## WORK REQUIRED
In the listing below, how many lines contain the word "image"? Please respond with the number only.
** start STORED RECORDS **
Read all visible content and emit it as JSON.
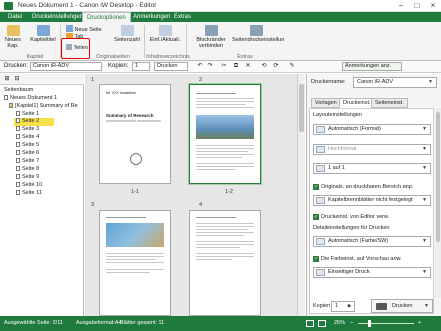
{
  "window": {
    "title": "Neues Dokument 1 - Canon iW Desktop - Editor"
  },
  "tabs": [
    "Datei",
    "Druckeinstellungen",
    "Druckoptionen",
    "Anmerkungen",
    "Extras"
  ],
  "ribbon": {
    "buttons": {
      "new_chapter": "Neues Kap.",
      "chapter_title": "Kapiteltitel",
      "new_page": "Neue Seite",
      "tab": "Tab",
      "divide": "Teilen",
      "page_number": "Seitenzahl",
      "toc": "Einf./Aktuali.",
      "spread": "Blockränder verbinden",
      "copy_pages": "Seitendruckeinstellun"
    },
    "groups": {
      "chapter": "Kapitel",
      "original": "Originalseiten",
      "contents": "Inhaltsverzeichnis",
      "extras": "Extras"
    }
  },
  "toolbar": {
    "printer_label": "Drucken:",
    "printer_value": "Canon iR-ADV",
    "copies_label": "Kopien:",
    "copies_value": "1",
    "print_label": "Drucken",
    "annotations_label": "Anmerkungen anz."
  },
  "left": {
    "header": "Seitenbaum",
    "tree": [
      {
        "label": "Neues Dokument 1",
        "level": 0
      },
      {
        "label": "[Kapitel1] Summary of Re",
        "level": 1
      },
      {
        "label": "Seite 1",
        "level": 2
      },
      {
        "label": "Seite 2",
        "level": 2,
        "selected": true
      },
      {
        "label": "Seite 3",
        "level": 2
      },
      {
        "label": "Seite 4",
        "level": 2
      },
      {
        "label": "Seite 5",
        "level": 2
      },
      {
        "label": "Seite 6",
        "level": 2
      },
      {
        "label": "Seite 7",
        "level": 2
      },
      {
        "label": "Seite 8",
        "level": 2
      },
      {
        "label": "Seite 9",
        "level": 2
      },
      {
        "label": "Seite 10",
        "level": 2
      },
      {
        "label": "Seite 11",
        "level": 2
      }
    ]
  },
  "center": {
    "chapters": [
      "1",
      "2",
      "3",
      "4"
    ],
    "page_captions": [
      "1-1",
      "1-2"
    ],
    "page1": {
      "to": "Mr. XXX Inoaseline",
      "title": "Summary of Research",
      "subtitle": "XXXXXXXXXXXXXXX XXXXXXXXXXXX"
    }
  },
  "right": {
    "printer_label": "Druckername:",
    "printer_value": "Canon iR-ADV",
    "tabs": [
      "Vorlagen",
      "Druckeinst.",
      "Seiteneinst."
    ],
    "layout_header": "Layouteinstellungen",
    "layout_value": "Automatisch (Format)",
    "paper_value": "Hochformat",
    "nup_value": "1 auf 1",
    "originals_check": "Originals. an druckbaren Bereich anp.",
    "chapter_value": "Kapitelbrennblätter nicht festgelegt",
    "print_editor_check": "Druckeinst. von Editor verw.",
    "detail_header": "Detaileinstellungen für Drucken",
    "color_value": "Automatisch (Farbe/SW)",
    "preview_check": "Die Farbeinst. auf Vorschau anw.",
    "duplex_value": "Einseitiger Druck",
    "copies_label": "Kopien",
    "copies_value": "1",
    "print_button": "Drucken"
  },
  "status": {
    "selected": "Ausgewählte Seite: 2/11",
    "paper": "Ausgabeformat:A4",
    "sheets": "Blätter gesamt: 11",
    "zoom": "25%"
  }
}
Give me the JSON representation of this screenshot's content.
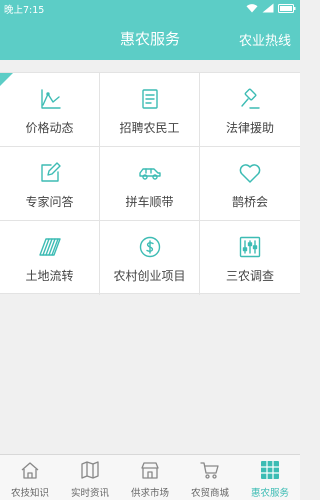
{
  "status_bar": {
    "time": "晚上7:15"
  },
  "header": {
    "title": "惠农服务",
    "hotline": "农业热线"
  },
  "grid": {
    "items": [
      {
        "label": "价格动态",
        "icon": "price-trend-icon"
      },
      {
        "label": "招聘农民工",
        "icon": "recruit-icon"
      },
      {
        "label": "法律援助",
        "icon": "gavel-icon"
      },
      {
        "label": "专家问答",
        "icon": "edit-icon"
      },
      {
        "label": "拼车顺带",
        "icon": "car-icon"
      },
      {
        "label": "鹊桥会",
        "icon": "heart-icon"
      },
      {
        "label": "土地流转",
        "icon": "land-icon"
      },
      {
        "label": "农村创业项目",
        "icon": "dollar-coin-icon"
      },
      {
        "label": "三农调查",
        "icon": "survey-icon"
      }
    ]
  },
  "tabs": [
    {
      "label": "农技知识",
      "icon": "home-icon",
      "active": false
    },
    {
      "label": "实时资讯",
      "icon": "map-icon",
      "active": false
    },
    {
      "label": "供求市场",
      "icon": "market-icon",
      "active": false
    },
    {
      "label": "农贸商城",
      "icon": "cart-icon",
      "active": false
    },
    {
      "label": "惠农服务",
      "icon": "grid-icon",
      "active": true
    }
  ],
  "colors": {
    "primary": "#5ccdc6",
    "active_tab": "#3dbcb4",
    "ribbon": "#5ccdc6"
  }
}
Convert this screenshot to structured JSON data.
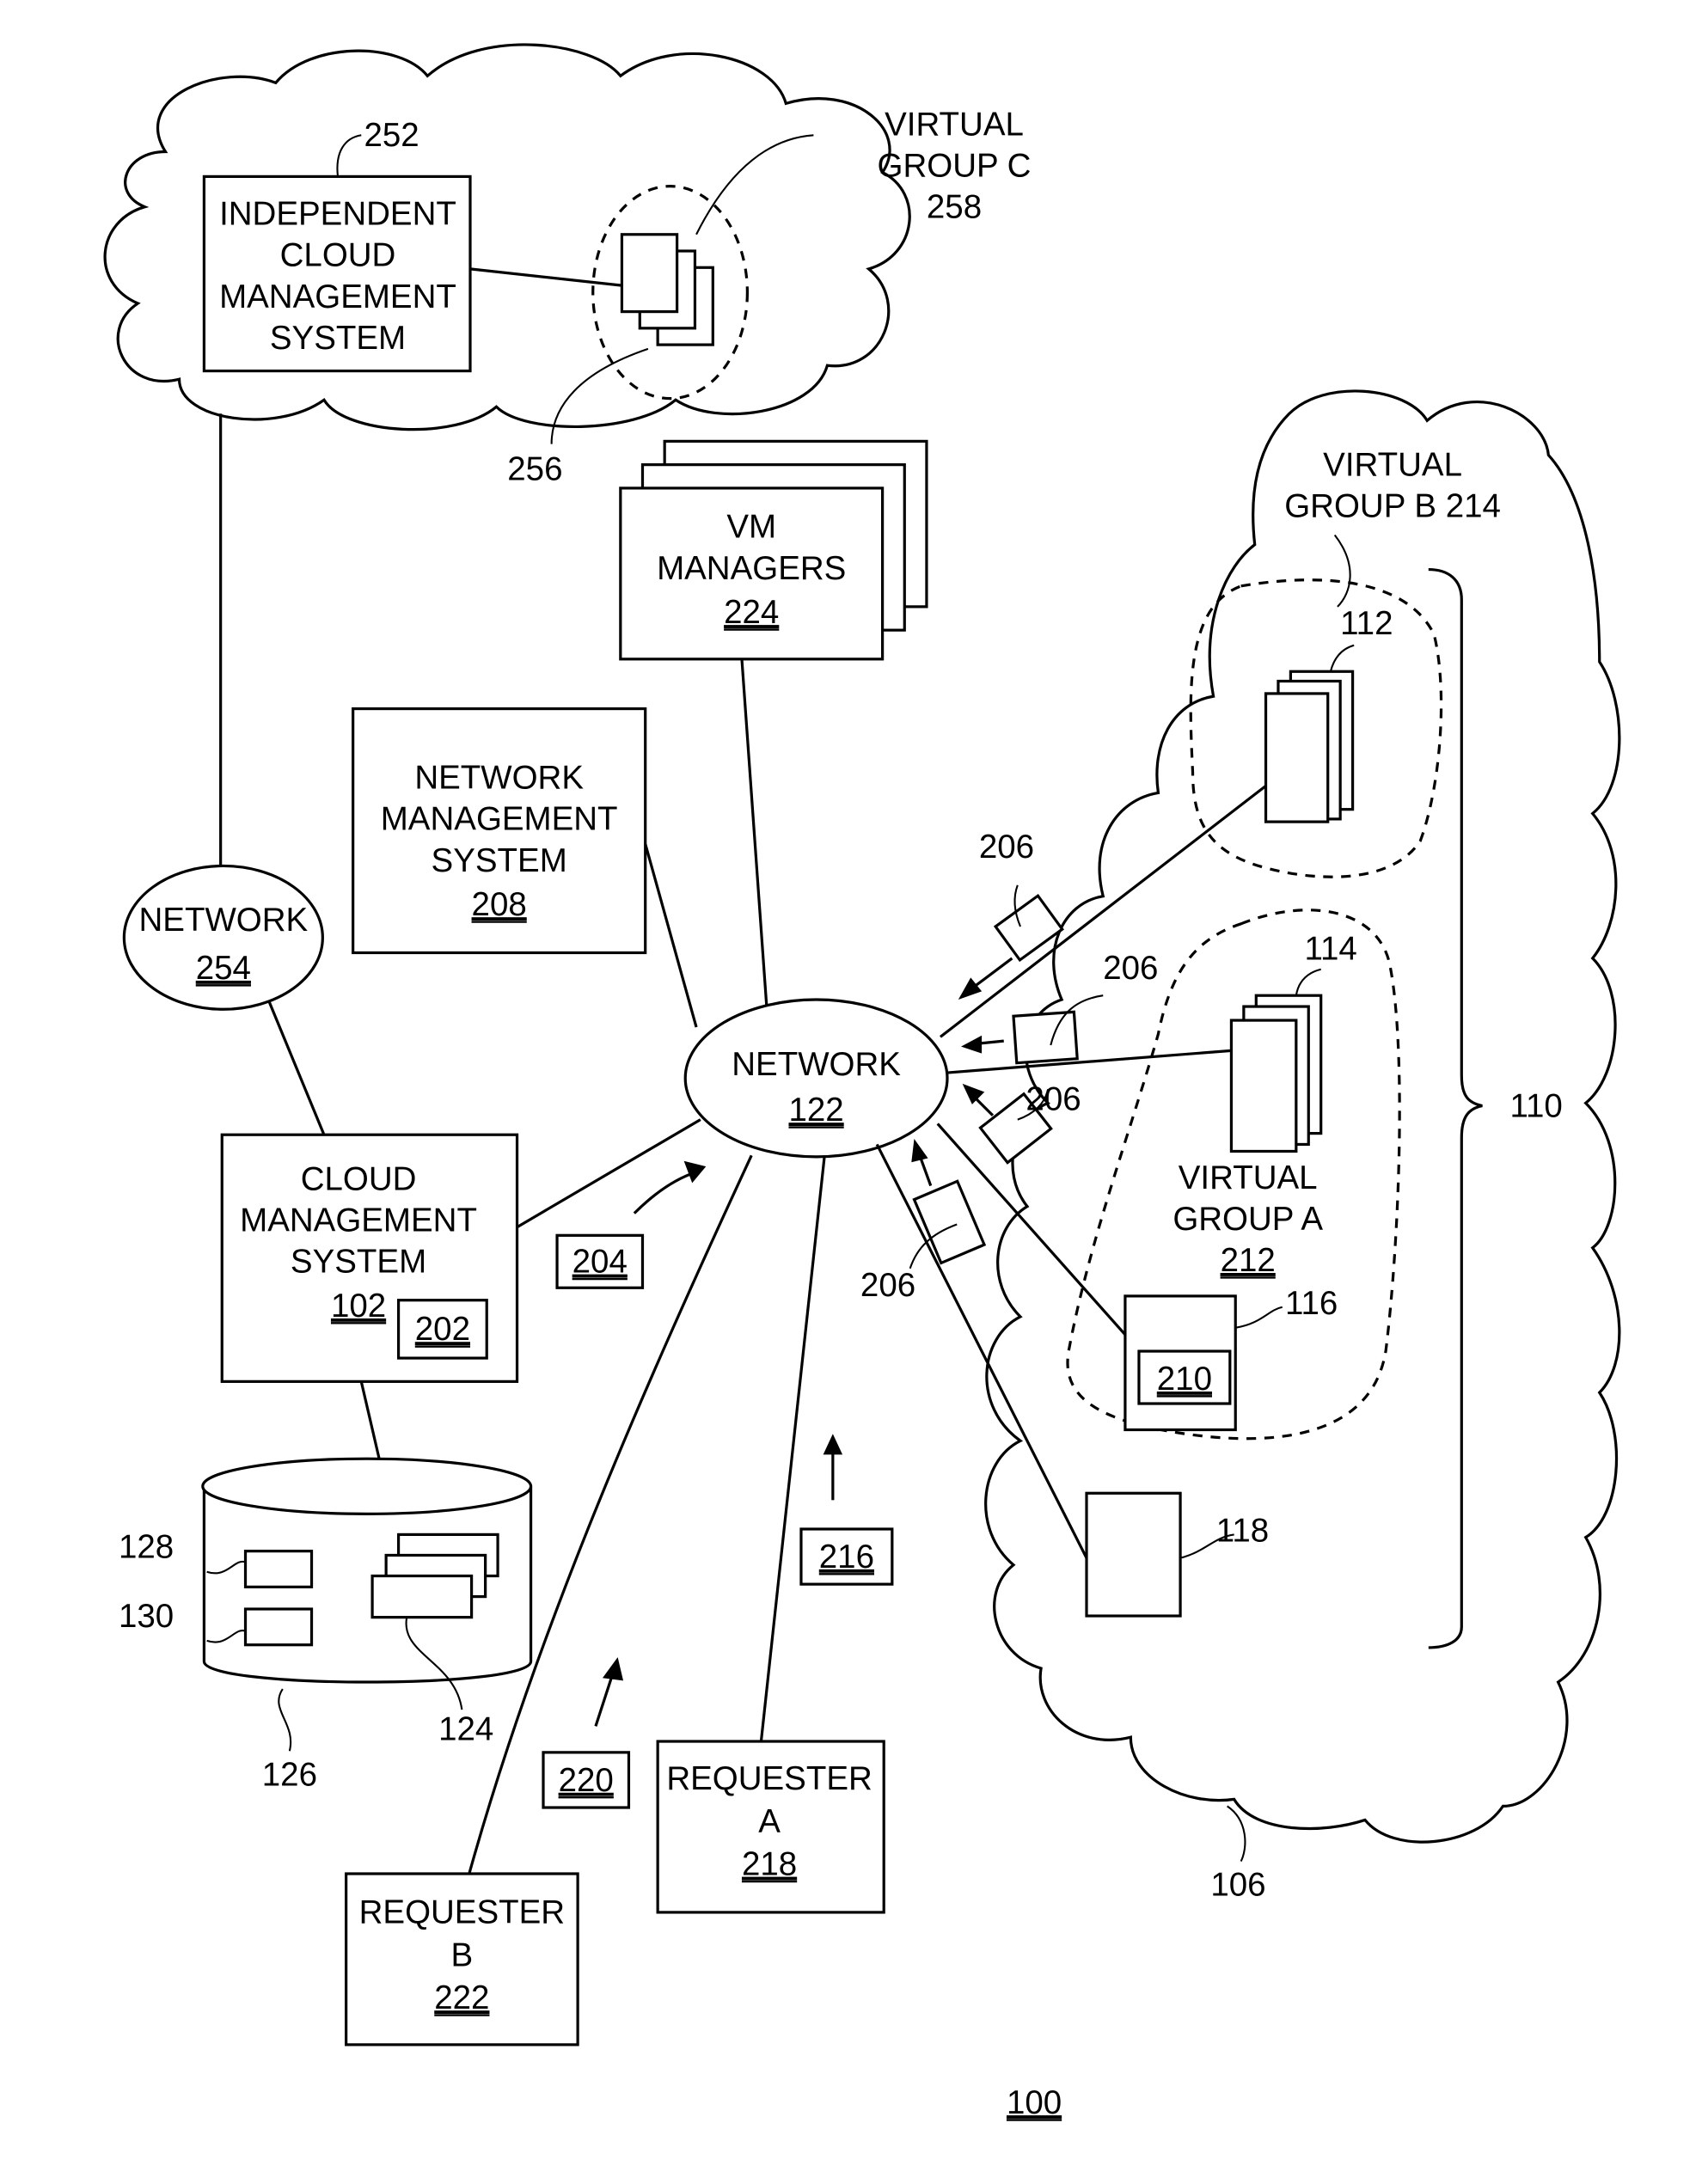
{
  "figure_number": "100",
  "independent_cloud": {
    "ref": "252",
    "box_lines": [
      "INDEPENDENT",
      "CLOUD",
      "MANAGEMENT",
      "SYSTEM"
    ],
    "virtual_group_c_lines": [
      "VIRTUAL",
      "GROUP C",
      "258"
    ],
    "vm_ref": "256"
  },
  "network_254": {
    "lines": [
      "NETWORK"
    ],
    "ref": "254"
  },
  "vm_managers": {
    "lines": [
      "VM",
      "MANAGERS"
    ],
    "ref": "224"
  },
  "network_mgmt": {
    "lines": [
      "NETWORK",
      "MANAGEMENT",
      "SYSTEM"
    ],
    "ref": "208"
  },
  "network_122": {
    "lines": [
      "NETWORK"
    ],
    "ref": "122"
  },
  "cloud_mgmt": {
    "lines": [
      "CLOUD",
      "MANAGEMENT",
      "SYSTEM"
    ],
    "ref": "102",
    "inner_ref": "202"
  },
  "message_204": "204",
  "message_216": "216",
  "message_220": "220",
  "database": {
    "ref": "126",
    "item_refs": [
      "128",
      "130"
    ],
    "stack_ref": "124"
  },
  "requester_a": {
    "lines": [
      "REQUESTER",
      "A"
    ],
    "ref": "218"
  },
  "requester_b": {
    "lines": [
      "REQUESTER",
      "B"
    ],
    "ref": "222"
  },
  "cloud_106": {
    "ref": "106",
    "bracket_ref": "110",
    "virtual_group_b_lines": [
      "VIRTUAL",
      "GROUP B 214"
    ],
    "host_112": "112",
    "host_114": "114",
    "virtual_group_a_lines": [
      "VIRTUAL",
      "GROUP A"
    ],
    "virtual_group_a_ref": "212",
    "host_116": "116",
    "inner_210": "210",
    "host_118": "118"
  },
  "packets": [
    "206",
    "206",
    "206",
    "206"
  ]
}
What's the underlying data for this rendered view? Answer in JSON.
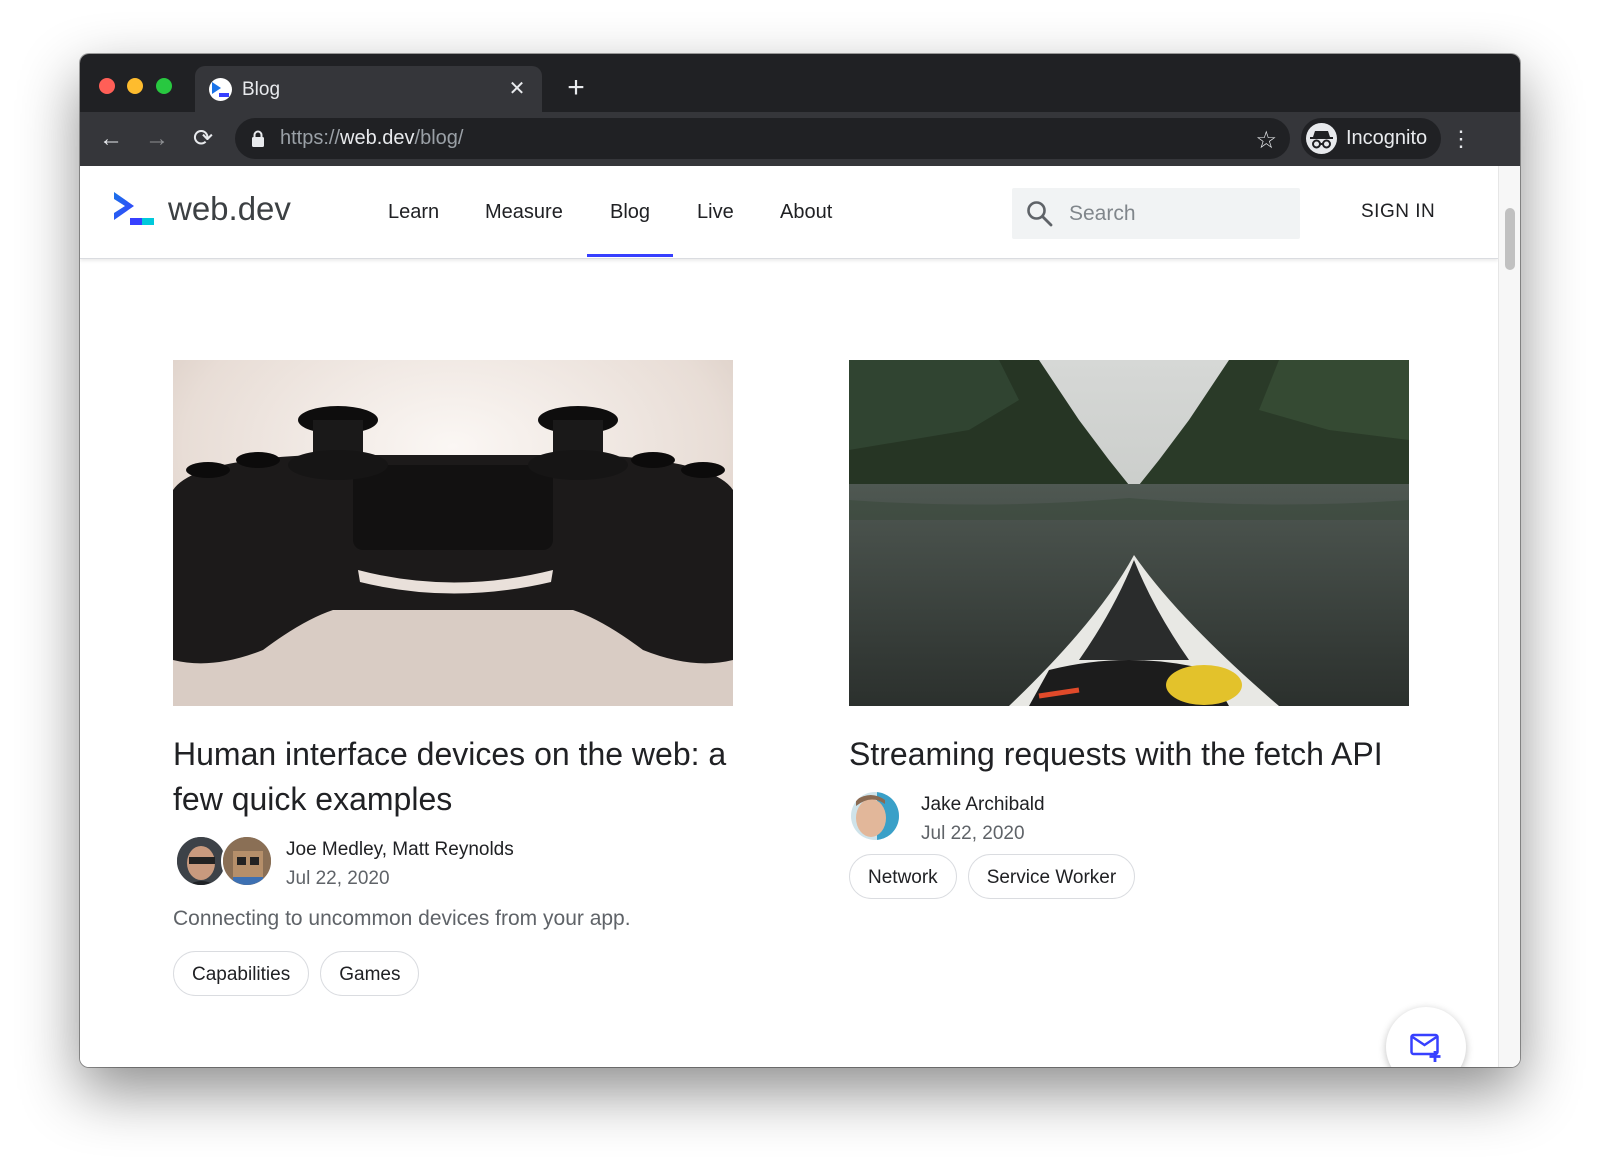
{
  "browser": {
    "tab_title": "Blog",
    "url_scheme": "https://",
    "url_host": "web.dev",
    "url_path": "/blog/",
    "profile_label": "Incognito",
    "icons": {
      "close": "close-icon",
      "new_tab": "plus-icon",
      "back": "arrow-left-icon",
      "forward": "arrow-right-icon",
      "reload": "reload-icon",
      "lock": "lock-icon",
      "bookmark": "star-icon",
      "menu": "vertical-dots-icon"
    },
    "glyphs": {
      "close": "✕",
      "new_tab": "+",
      "back": "←",
      "forward": "→",
      "reload": "⟳",
      "bookmark": "☆",
      "menu": "⋮"
    }
  },
  "site": {
    "logo_text": "web.dev",
    "nav": {
      "learn": "Learn",
      "measure": "Measure",
      "blog": "Blog",
      "live": "Live",
      "about": "About"
    },
    "active_nav": "Blog",
    "search_placeholder": "Search",
    "sign_in": "SIGN IN",
    "accent_color": "#3740ff"
  },
  "posts": [
    {
      "title": "Human interface devices on the web: a few quick examples",
      "authors": "Joe Medley, Matt Reynolds",
      "date": "Jul 22, 2020",
      "description": "Connecting to uncommon devices from your app.",
      "tags": [
        "Capabilities",
        "Games"
      ],
      "image": "game-controller-photo"
    },
    {
      "title": "Streaming requests with the fetch API",
      "authors": "Jake Archibald",
      "date": "Jul 22, 2020",
      "tags": [
        "Network",
        "Service Worker"
      ],
      "image": "kayak-on-lake-photo"
    }
  ],
  "fab": {
    "icon": "subscribe-mail-icon"
  }
}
** end STORED RECORDS **
## THE SOLUTION
2